Records from a dataset
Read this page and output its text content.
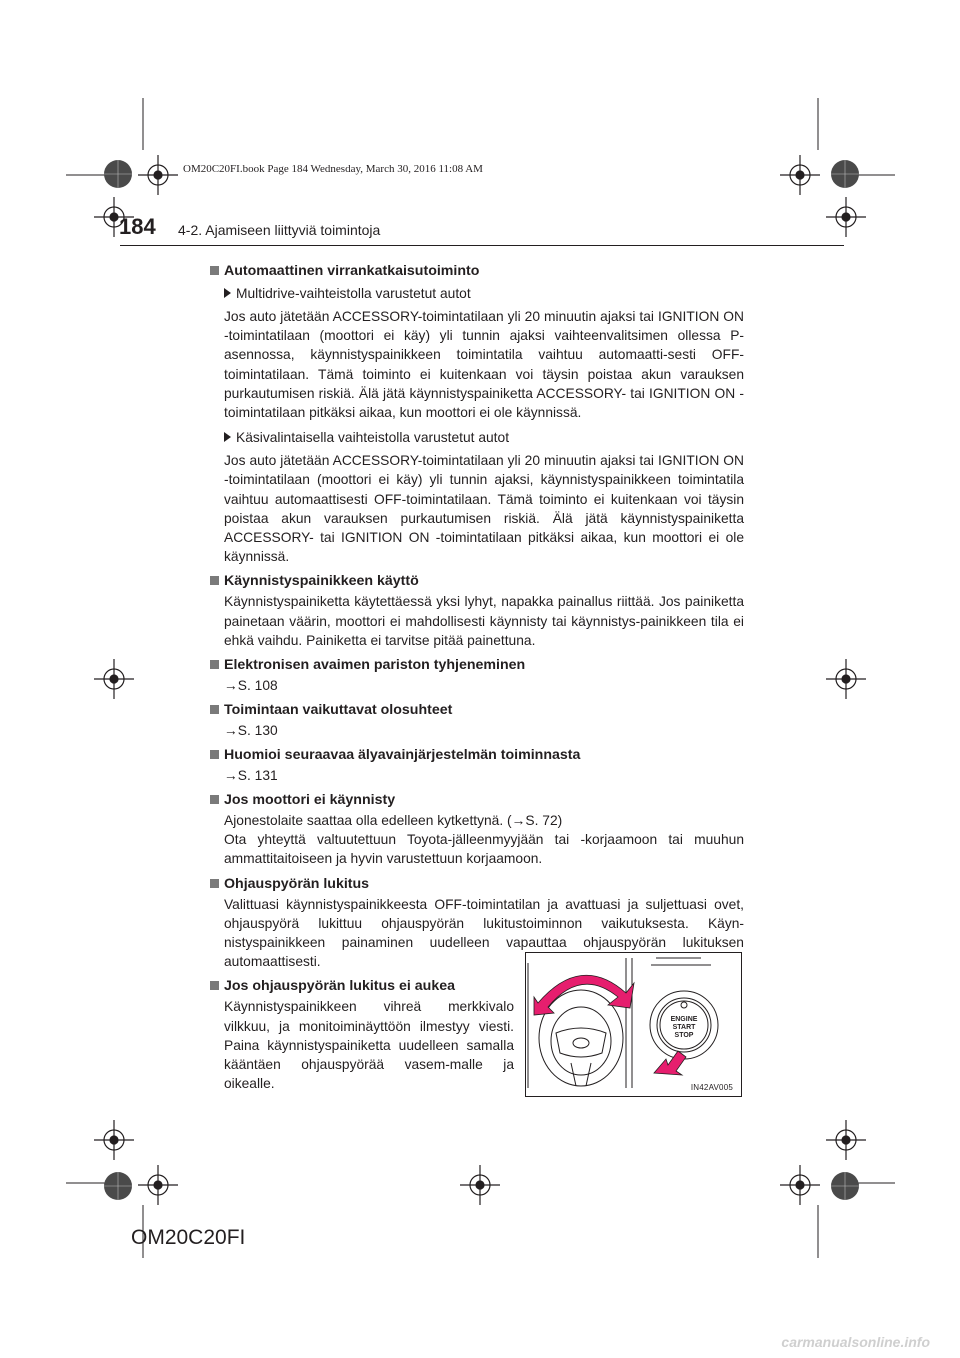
OM20C20FI.book Page 184 Wednesday, March 30, 2016 11:08 AM
184 4-2. Ajamiseen liittyviä toimintoja
Automaattinen virrankatkaisutoiminto
Multidrive-vaihteistolla varustetut autot
Jos auto jätetään ACCESSORY-toimintatilaan yli 20 minuutin ajaksi tai IGNITION ON -toimintatilaan (moottori ei käy) yli tunnin ajaksi vaihteenvalitsimen ollessa P-asennossa, käynnistyspainikkeen toimintatila vaihtuu automaatti-sesti OFF-toimintatilaan. Tämä toiminto ei kuitenkaan voi täysin poistaa akun varauksen purkautumisen riskiä. Älä jätä käynnistyspainiketta ACCESSORY- tai IGNITION ON -toimintatilaan pitkäksi aikaa, kun moottori ei ole käynnissä.
Käsivalintaisella vaihteistolla varustetut autot
Jos auto jätetään ACCESSORY-toimintatilaan yli 20 minuutin ajaksi tai IGNITION ON -toimintatilaan (moottori ei käy) yli tunnin ajaksi, käynnistyspainikkeen toimintatila vaihtuu automaattisesti OFF-toimintatilaan. Tämä toiminto ei kuitenkaan voi täysin poistaa akun varauksen purkautumisen riskiä. Älä jätä käynnistyspainiketta ACCESSORY- tai IGNITION ON -toimintatilaan pitkäksi aikaa, kun moottori ei ole käynnissä.
Käynnistyspainikkeen käyttö
Käynnistyspainiketta käytettäessä yksi lyhyt, napakka painallus riittää. Jos painiketta painetaan väärin, moottori ei mahdollisesti käynnisty tai käynnistys-painikkeen tila ei ehkä vaihdu. Painiketta ei tarvitse pitää painettuna.
Elektronisen avaimen pariston tyhjeneminen
→S. 108
Toimintaan vaikuttavat olosuhteet
→S. 130
Huomioi seuraavaa älyavainjärjestelmän toiminnasta
→S. 131
Jos moottori ei käynnisty
Ajonestolaite saattaa olla edelleen kytkettynä. (→S. 72)
Ota yhteyttä valtuutettuun Toyota-jälleenmyyjään tai -korjaamoon tai muuhun ammattitaitoiseen ja hyvin varustettuun korjaamoon.
Ohjauspyörän lukitus
Valittuasi käynnistyspainikkeesta OFF-toimintatilan ja avattuasi ja suljettuasi ovet, ohjauspyörä lukittuu ohjauspyörän lukitustoiminnon vaikutuksesta. Käyn-nistyspainikkeen painaminen uudelleen vapauttaa ohjauspyörän lukituksen automaattisesti.
Jos ohjauspyörän lukitus ei aukea
Käynnistyspainikkeen vihreä merkkivalo vilkkuu, ja monitoiminäyttöön ilmestyy viesti. Paina käynnistyspainiketta uudelleen samalla kääntäen ohjauspyörää vasem-malle ja oikealle.
ENGINE
START
STOP
IN42AV005
OM20C20FI
carmanualsonline.info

Requirement ▸
Filter lines by "automaattisesti" and return each hit.

The response ▸
Jos auto jätetään ACCESSORY-toimintatilaan yli 20 minuutin ajaksi tai IGNITION ON -toimintatilaan (moottori ei käy) yli tunnin ajaksi, käynnistyspainikkeen toimintatila vaihtuu automaattisesti OFF-toimintatilaan. Tämä toiminto ei kuitenkaan voi täysin poistaa akun varauksen purkautumisen riskiä. Älä jätä käynnistyspainiketta ACCESSORY- tai IGNITION ON -toimintatilaan pitkäksi aikaa, kun moottori ei ole käynnissä.
Valittuasi käynnistyspainikkeesta OFF-toimintatilan ja avattuasi ja suljettuasi ovet, ohjauspyörä lukittuu ohjauspyörän lukitustoiminnon vaikutuksesta. Käyn-nistyspainikkeen painaminen uudelleen vapauttaa ohjauspyörän lukituksen automaattisesti.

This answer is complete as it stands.